SUPPLIED MATERIAL:

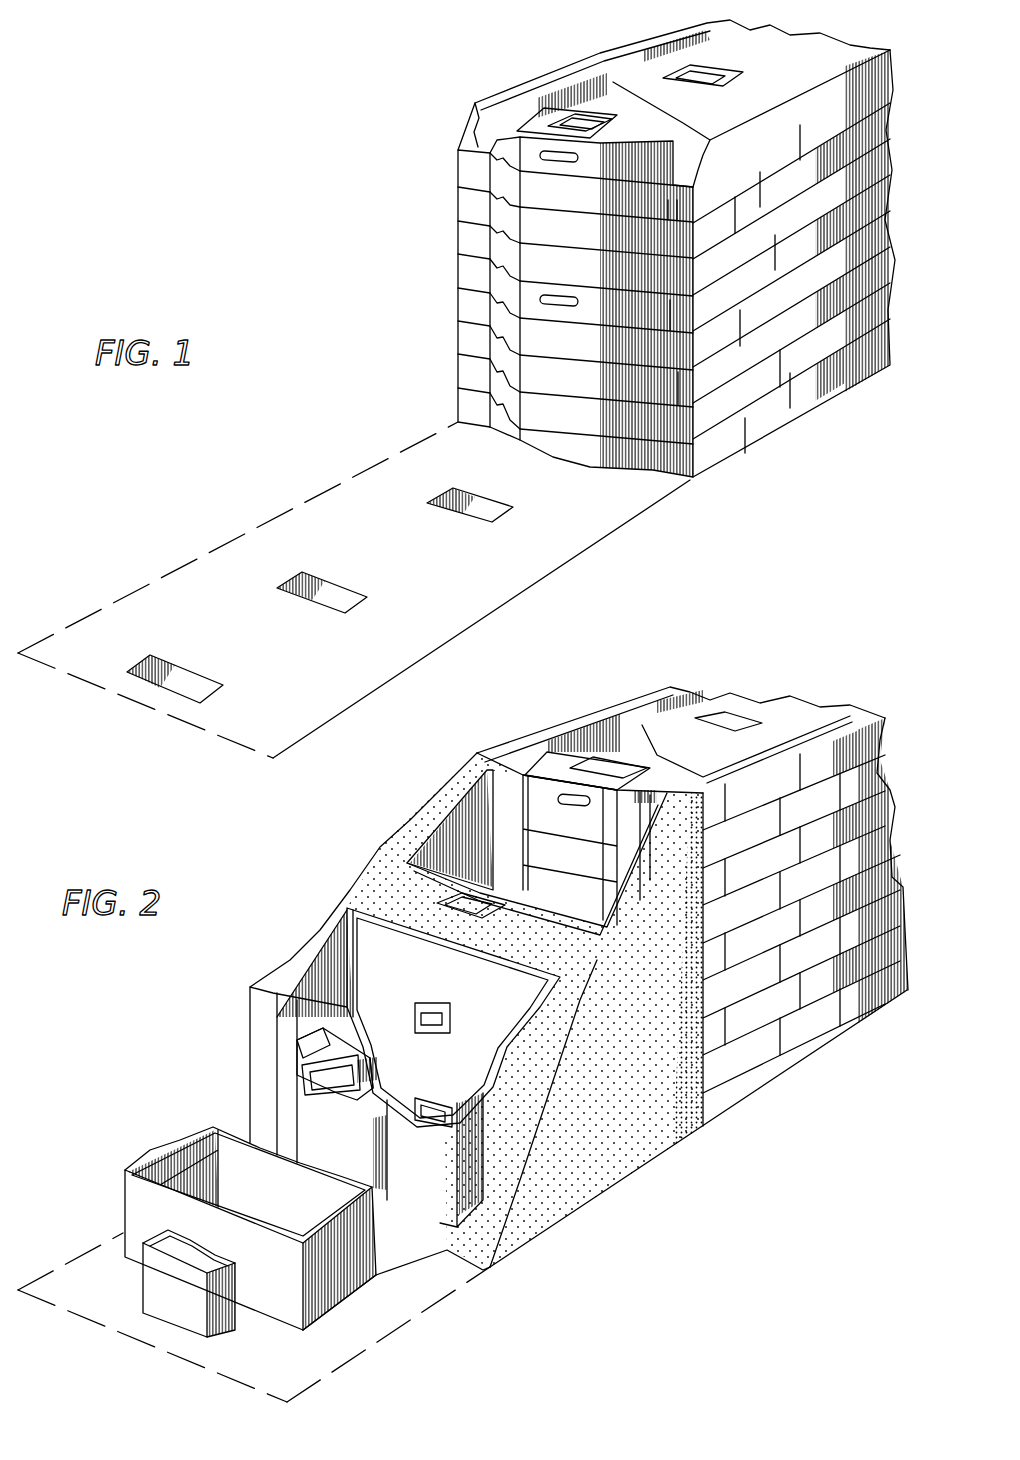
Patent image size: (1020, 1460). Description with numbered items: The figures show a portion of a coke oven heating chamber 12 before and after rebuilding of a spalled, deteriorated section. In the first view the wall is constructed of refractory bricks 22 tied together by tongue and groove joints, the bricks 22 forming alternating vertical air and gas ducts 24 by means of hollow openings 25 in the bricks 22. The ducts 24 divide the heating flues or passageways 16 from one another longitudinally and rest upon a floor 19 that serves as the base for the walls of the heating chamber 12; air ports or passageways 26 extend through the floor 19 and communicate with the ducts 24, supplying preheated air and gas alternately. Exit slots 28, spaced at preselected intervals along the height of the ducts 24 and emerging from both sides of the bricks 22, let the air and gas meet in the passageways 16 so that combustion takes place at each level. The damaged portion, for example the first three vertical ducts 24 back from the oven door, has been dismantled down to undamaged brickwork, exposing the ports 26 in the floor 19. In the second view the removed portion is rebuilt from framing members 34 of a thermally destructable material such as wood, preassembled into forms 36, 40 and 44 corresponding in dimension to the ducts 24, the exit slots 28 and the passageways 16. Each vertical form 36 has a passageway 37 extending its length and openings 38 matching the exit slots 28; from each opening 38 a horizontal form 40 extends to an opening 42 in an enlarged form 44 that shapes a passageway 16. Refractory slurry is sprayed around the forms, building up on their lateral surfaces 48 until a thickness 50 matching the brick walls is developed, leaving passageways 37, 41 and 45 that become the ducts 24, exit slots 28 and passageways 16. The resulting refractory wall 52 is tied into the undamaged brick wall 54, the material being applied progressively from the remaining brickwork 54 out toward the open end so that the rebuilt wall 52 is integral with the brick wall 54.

In FIG. 1, the heating chamber 12 is at (748, 452).
In FIG. 2, the heating chamber 12 is at (617, 1193).
In FIG. 1, the heating flues or passageways 16 is at (817, 66).
In FIG. 2, the heating flues or passageways 16 is at (657, 735).
In FIG. 1, the floor 19 is at (343, 490).
In FIG. 2, the floor 19 is at (395, 1313).
In FIG. 1, the refractory bricks 22 is at (505, 141).
In FIG. 2, the refractory bricks 22 is at (800, 773).
In FIG. 1, the vertical air and gas ducts 24 is at (655, 78).
In FIG. 2, the vertical air and gas ducts 24 is at (735, 725).
In FIG. 1, the hollow openings 25 is at (770, 52).
In FIG. 1, the air ports or passageways 26 is at (480, 498).
In FIG. 1, the exit slots 28 is at (548, 158).
In FIG. 2, the exit slots 28 is at (552, 802).
In FIG. 2, the framing members 34 is at (490, 772).
In FIG. 2, the form 36 is at (290, 1055).
In FIG. 2, the passageway 37 is at (377, 1095).
In FIG. 2, the openings 38 is at (330, 1078).
In FIG. 2, the horizontal forms 40 is at (382, 1078).
In FIG. 2, the passageway 41 is at (430, 1017).
In FIG. 2, the opening 42 is at (440, 1023).
In FIG. 2, the enlarged form 44 is at (337, 913).
In FIG. 2, the passageway 45 is at (640, 838).
In FIG. 2, the lateral surfaces 48 is at (357, 1272).
In FIG. 2, the thickness 50 is at (597, 965).
In FIG. 2, the refractory wall 52 is at (653, 1127).
In FIG. 2, the brick wall 54 is at (787, 1025).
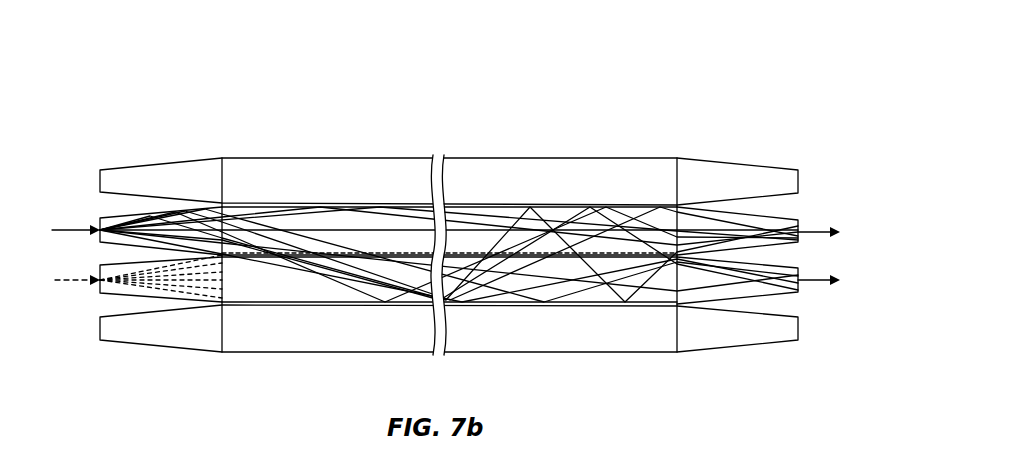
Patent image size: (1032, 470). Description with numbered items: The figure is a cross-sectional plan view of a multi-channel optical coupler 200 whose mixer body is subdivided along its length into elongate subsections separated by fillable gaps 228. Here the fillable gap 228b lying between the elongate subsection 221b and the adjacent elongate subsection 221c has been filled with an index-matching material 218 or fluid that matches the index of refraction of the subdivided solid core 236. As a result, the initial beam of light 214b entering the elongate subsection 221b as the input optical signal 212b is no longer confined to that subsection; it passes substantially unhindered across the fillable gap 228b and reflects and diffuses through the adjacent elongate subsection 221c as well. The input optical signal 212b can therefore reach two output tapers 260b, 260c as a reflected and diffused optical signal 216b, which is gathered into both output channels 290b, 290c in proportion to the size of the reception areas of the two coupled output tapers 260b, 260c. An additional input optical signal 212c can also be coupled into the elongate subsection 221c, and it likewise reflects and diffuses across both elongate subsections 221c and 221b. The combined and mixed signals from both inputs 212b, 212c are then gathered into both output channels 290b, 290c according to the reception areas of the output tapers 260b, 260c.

The multi-channel optical coupler 200 is at (250, 114).
The input optical signal 212b is at (98, 230).
The additional input optical signal 212c is at (98, 285).
The fillable gap 228 is at (353, 205).
The fillable gap 228b is at (352, 258).
The elongate subsection 221b is at (567, 205).
The elongate subsection 221c is at (640, 304).
The initial beam of light 214b is at (327, 272).
The index-matching material 218 is at (480, 296).
The reflected and diffused optical signal 216b is at (607, 293).
The solid core 236 is at (614, 225).
The output taper 260b is at (797, 228).
The output taper 260c is at (790, 295).
The output channel 290b is at (808, 230).
The output channel 290c is at (812, 283).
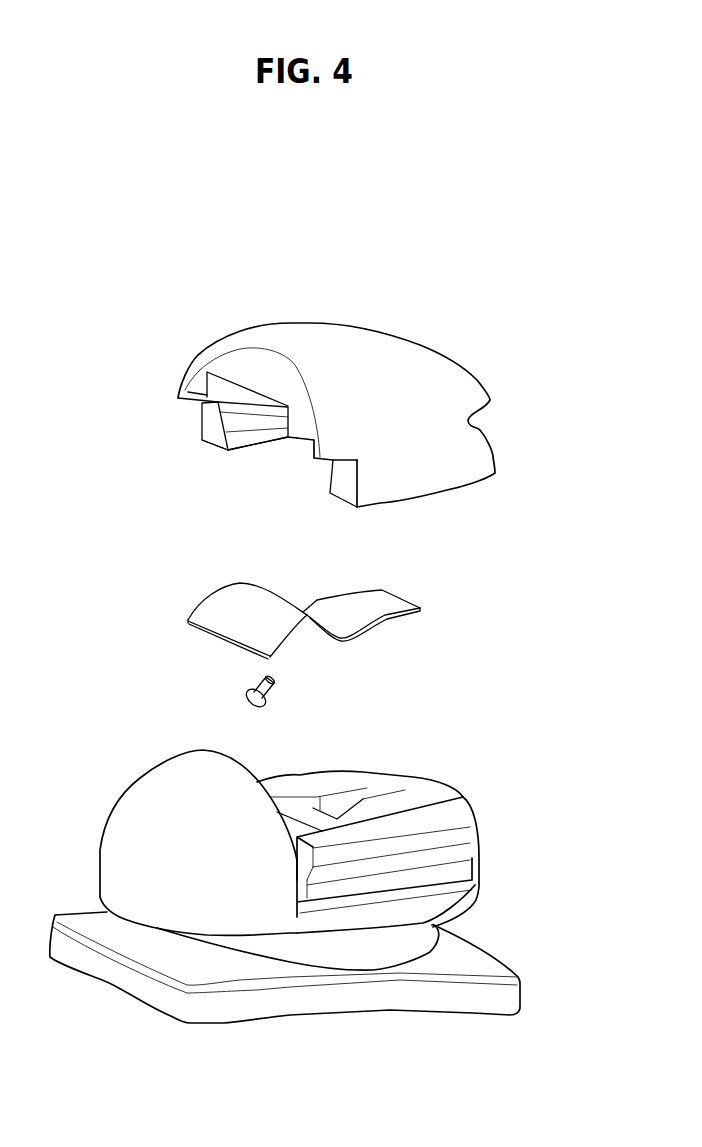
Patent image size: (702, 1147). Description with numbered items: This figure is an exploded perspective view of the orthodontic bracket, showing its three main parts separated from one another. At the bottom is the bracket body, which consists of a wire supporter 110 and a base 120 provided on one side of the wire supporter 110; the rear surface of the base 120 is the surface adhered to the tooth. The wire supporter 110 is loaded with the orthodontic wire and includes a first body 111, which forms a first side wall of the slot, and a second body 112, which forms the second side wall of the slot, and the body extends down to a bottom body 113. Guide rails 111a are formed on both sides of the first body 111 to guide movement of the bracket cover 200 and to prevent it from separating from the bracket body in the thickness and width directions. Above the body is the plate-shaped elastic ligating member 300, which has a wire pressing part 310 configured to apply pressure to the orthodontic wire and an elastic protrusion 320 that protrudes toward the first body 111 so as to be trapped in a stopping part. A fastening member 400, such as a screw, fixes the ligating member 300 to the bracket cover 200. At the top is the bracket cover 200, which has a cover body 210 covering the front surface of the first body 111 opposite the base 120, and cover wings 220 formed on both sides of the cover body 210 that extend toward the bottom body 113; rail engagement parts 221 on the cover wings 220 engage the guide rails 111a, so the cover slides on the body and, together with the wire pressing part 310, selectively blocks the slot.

The wire supporter 110 is at (314, 857).
The first body 111 is at (418, 852).
The guide rails 111a is at (473, 867).
The second body 112 is at (145, 797).
The bottom body 113 is at (457, 893).
The base 120 is at (463, 1002).
The bracket cover 200 is at (297, 409).
The cover body 210 is at (388, 332).
The cover wings 220 is at (200, 426).
The rail engagement parts 221 is at (228, 449).
The ligating member 300 is at (304, 636).
The wire pressing part 310 is at (197, 635).
The elastic protrusion 320 is at (346, 646).
The fastening member 400 is at (246, 698).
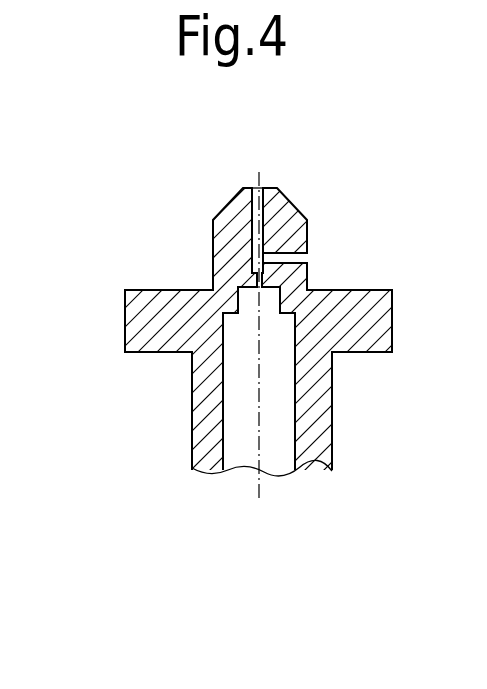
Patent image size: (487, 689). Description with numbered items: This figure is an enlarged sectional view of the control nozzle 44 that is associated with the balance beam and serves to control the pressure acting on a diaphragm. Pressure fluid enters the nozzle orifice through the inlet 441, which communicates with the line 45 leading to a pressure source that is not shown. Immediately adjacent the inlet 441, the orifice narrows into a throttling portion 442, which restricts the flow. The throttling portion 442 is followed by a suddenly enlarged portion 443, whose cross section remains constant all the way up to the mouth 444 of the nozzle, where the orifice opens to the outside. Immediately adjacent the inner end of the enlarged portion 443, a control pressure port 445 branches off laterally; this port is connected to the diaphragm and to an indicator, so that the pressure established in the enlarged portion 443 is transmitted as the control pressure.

The control nozzle 44 is at (250, 182).
The inlet 441 is at (275, 303).
The throttling portion 442 is at (252, 275).
The suddenly enlarged portion 443 is at (250, 212).
The mouth 444 is at (262, 183).
The control pressure port 445 is at (307, 260).
The line 45 is at (263, 472).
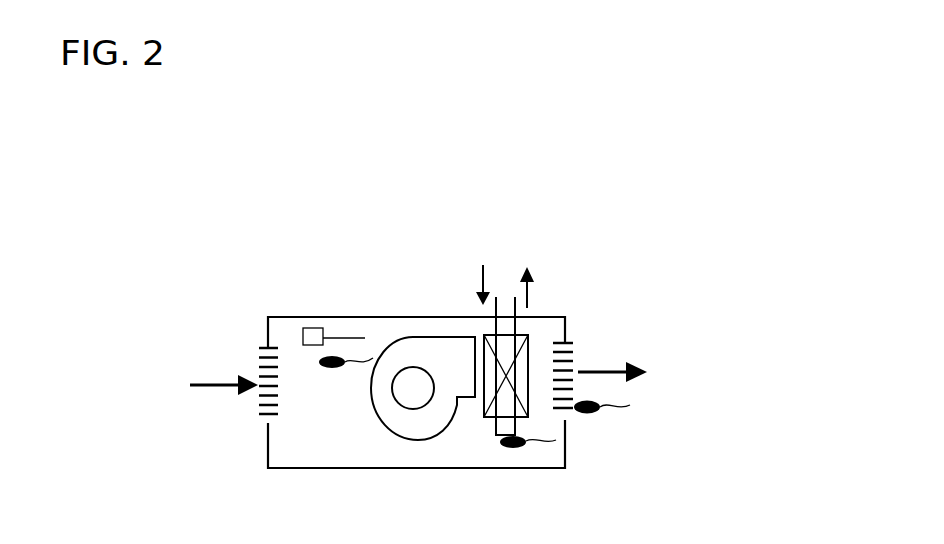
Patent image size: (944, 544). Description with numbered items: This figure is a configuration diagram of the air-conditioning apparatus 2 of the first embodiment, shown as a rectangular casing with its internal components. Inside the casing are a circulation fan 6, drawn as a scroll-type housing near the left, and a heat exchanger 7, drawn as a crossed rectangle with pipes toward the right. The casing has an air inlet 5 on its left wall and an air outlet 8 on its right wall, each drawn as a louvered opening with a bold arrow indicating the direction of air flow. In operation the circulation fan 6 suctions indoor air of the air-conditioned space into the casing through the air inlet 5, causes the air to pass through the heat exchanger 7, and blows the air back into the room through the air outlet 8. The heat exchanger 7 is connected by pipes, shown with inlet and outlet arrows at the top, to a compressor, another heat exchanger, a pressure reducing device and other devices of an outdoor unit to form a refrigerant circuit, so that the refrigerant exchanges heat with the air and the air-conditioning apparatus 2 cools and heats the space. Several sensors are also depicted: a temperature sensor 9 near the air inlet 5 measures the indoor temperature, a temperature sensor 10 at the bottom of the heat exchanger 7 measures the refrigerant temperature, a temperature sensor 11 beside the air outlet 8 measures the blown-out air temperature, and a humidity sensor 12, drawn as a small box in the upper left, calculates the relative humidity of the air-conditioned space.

The air-conditioning apparatus 2 is at (550, 225).
The air inlet 5 is at (259, 350).
The circulation fan 6 is at (412, 440).
The heat exchanger 7 is at (530, 343).
The air outlet 8 is at (575, 349).
The temperature sensor 9 is at (337, 356).
The temperature sensor 10 is at (513, 448).
The temperature sensor 11 is at (587, 414).
The humidity sensor 12 is at (313, 328).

AIM OF THE EXERCISE:
Please turn the records from the line with "Patent image size: (487, 689)." up to and including the line with "The line 45 is at (263, 472)." into a numbered list, leaving out any blank lines.

REPLY TO THE TASK:
1. Patent image size: (487, 689). Description with numbered items: This figure is an enlarged sectional view of the control nozzle 44 that is associated with the balance beam and serves to control the pressure acting on a diaphragm. Pressure fluid enters the nozzle orifice through the inlet 441, which communicates with the line 45 leading to a pressure source that is not shown. Immediately adjacent the inlet 441, the orifice narrows into a throttling portion 442, which restricts the flow. The throttling portion 442 is followed by a suddenly enlarged portion 443, whose cross section remains constant all the way up to the mouth 444 of the nozzle, where the orifice opens to the outside. Immediately adjacent the inner end of the enlarged portion 443, a control pressure port 445 branches off laterally; this port is connected to the diaphragm and to an indicator, so that the pressure established in the enlarged portion 443 is transmitted as the control pressure.
2. The control nozzle 44 is at (250, 182).
3. The inlet 441 is at (275, 303).
4. The throttling portion 442 is at (252, 275).
5. The suddenly enlarged portion 443 is at (250, 212).
6. The mouth 444 is at (262, 183).
7. The control pressure port 445 is at (307, 260).
8. The line 45 is at (263, 472).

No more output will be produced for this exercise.